**WHAT YOU HAVE TO DO:**
Your copy of the material must match it exactly, except that pictures are dropped.

**INPUT FOR THIS TASK:**
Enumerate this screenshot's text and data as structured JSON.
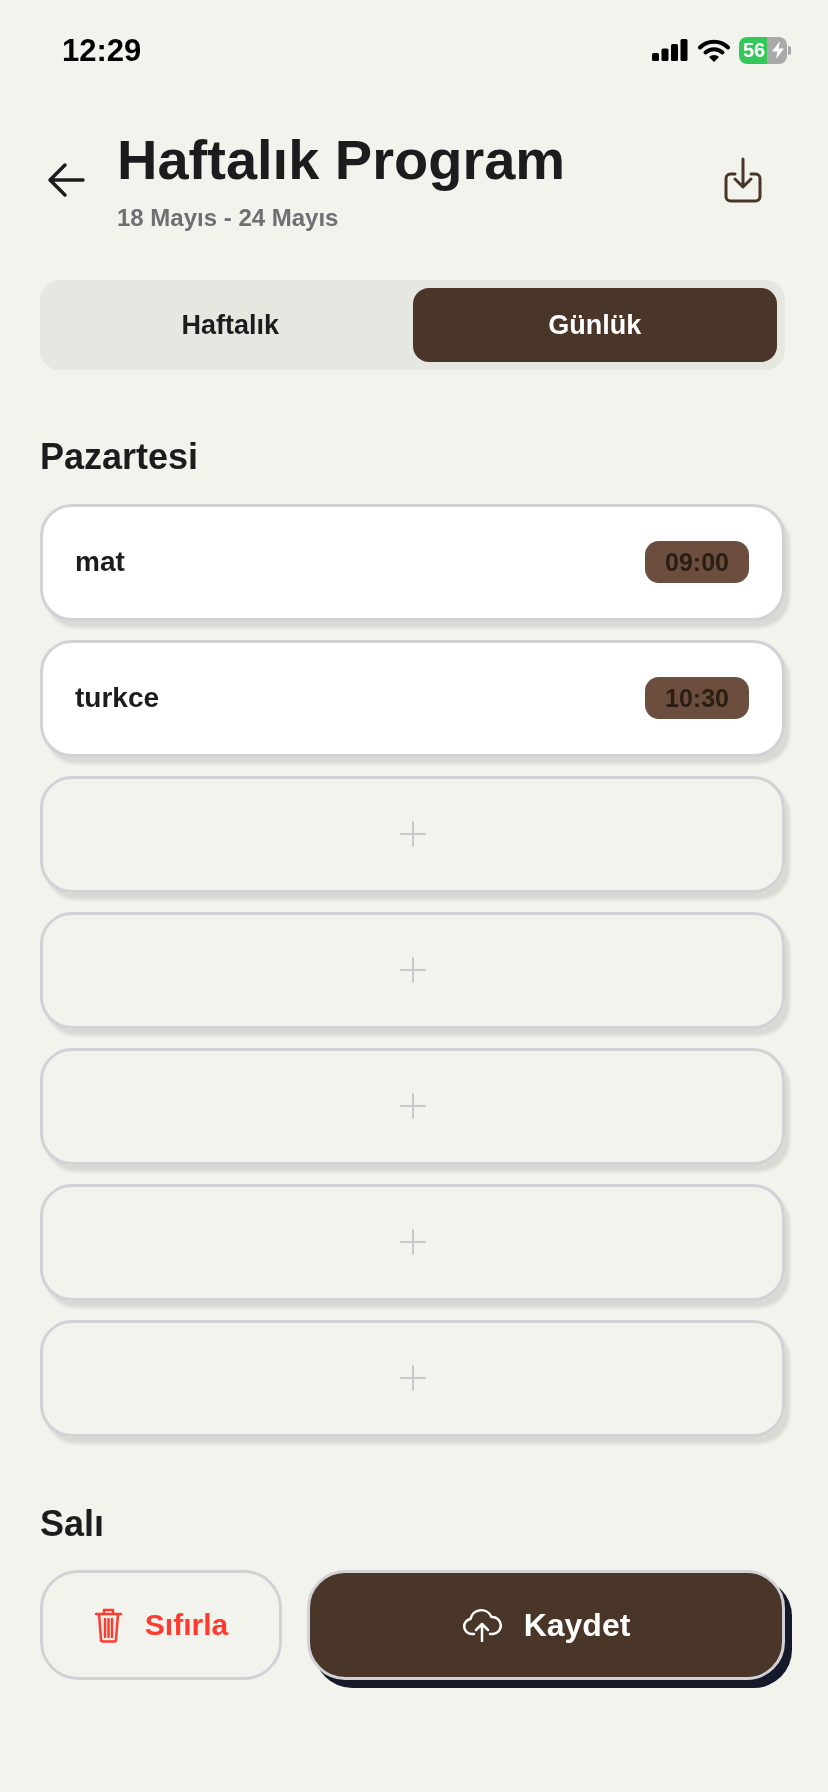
{
  "status_bar": {
    "time": "12:29",
    "battery": "56"
  },
  "header": {
    "title": "Haftalık Program",
    "subtitle": "18 Mayıs - 24 Mayıs"
  },
  "tabs": [
    {
      "label": "Haftalık",
      "selected": false
    },
    {
      "label": "Günlük",
      "selected": true
    }
  ],
  "days": [
    {
      "name": "Pazartesi",
      "slots": [
        {
          "kind": "lesson",
          "title": "mat",
          "time": "09:00"
        },
        {
          "kind": "lesson",
          "title": "turkce",
          "time": "10:30"
        },
        {
          "kind": "empty"
        },
        {
          "kind": "empty"
        },
        {
          "kind": "empty"
        },
        {
          "kind": "empty"
        },
        {
          "kind": "empty"
        }
      ]
    },
    {
      "name": "Salı"
    }
  ],
  "actions": [
    {
      "kind": "reset",
      "label": "Sıfırla"
    },
    {
      "kind": "save",
      "label": "Kaydet"
    }
  ]
}
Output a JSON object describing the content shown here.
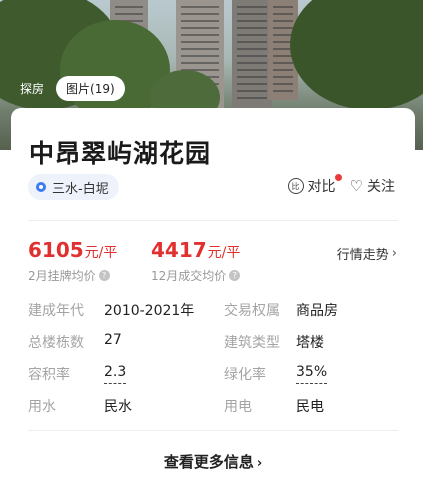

**IN RESPONSE:**
Enumerate this screenshot's text and data as structured JSON.
{
  "status_bar": {
    "time": "12:29",
    "battery": "56"
  },
  "header": {
    "title": "Haftalık Program",
    "subtitle": "18 Mayıs - 24 Mayıs"
  },
  "tabs": [
    {
      "label": "Haftalık",
      "selected": false
    },
    {
      "label": "Günlük",
      "selected": true
    }
  ],
  "days": [
    {
      "name": "Pazartesi",
      "slots": [
        {
          "kind": "lesson",
          "title": "mat",
          "time": "09:00"
        },
        {
          "kind": "lesson",
          "title": "turkce",
          "time": "10:30"
        },
        {
          "kind": "empty"
        },
        {
          "kind": "empty"
        },
        {
          "kind": "empty"
        },
        {
          "kind": "empty"
        },
        {
          "kind": "empty"
        }
      ]
    },
    {
      "name": "Salı"
    }
  ],
  "actions": [
    {
      "kind": "reset",
      "label": "Sıfırla"
    },
    {
      "kind": "save",
      "label": "Kaydet"
    }
  ]
}
Output a JSON object describing the content shown here.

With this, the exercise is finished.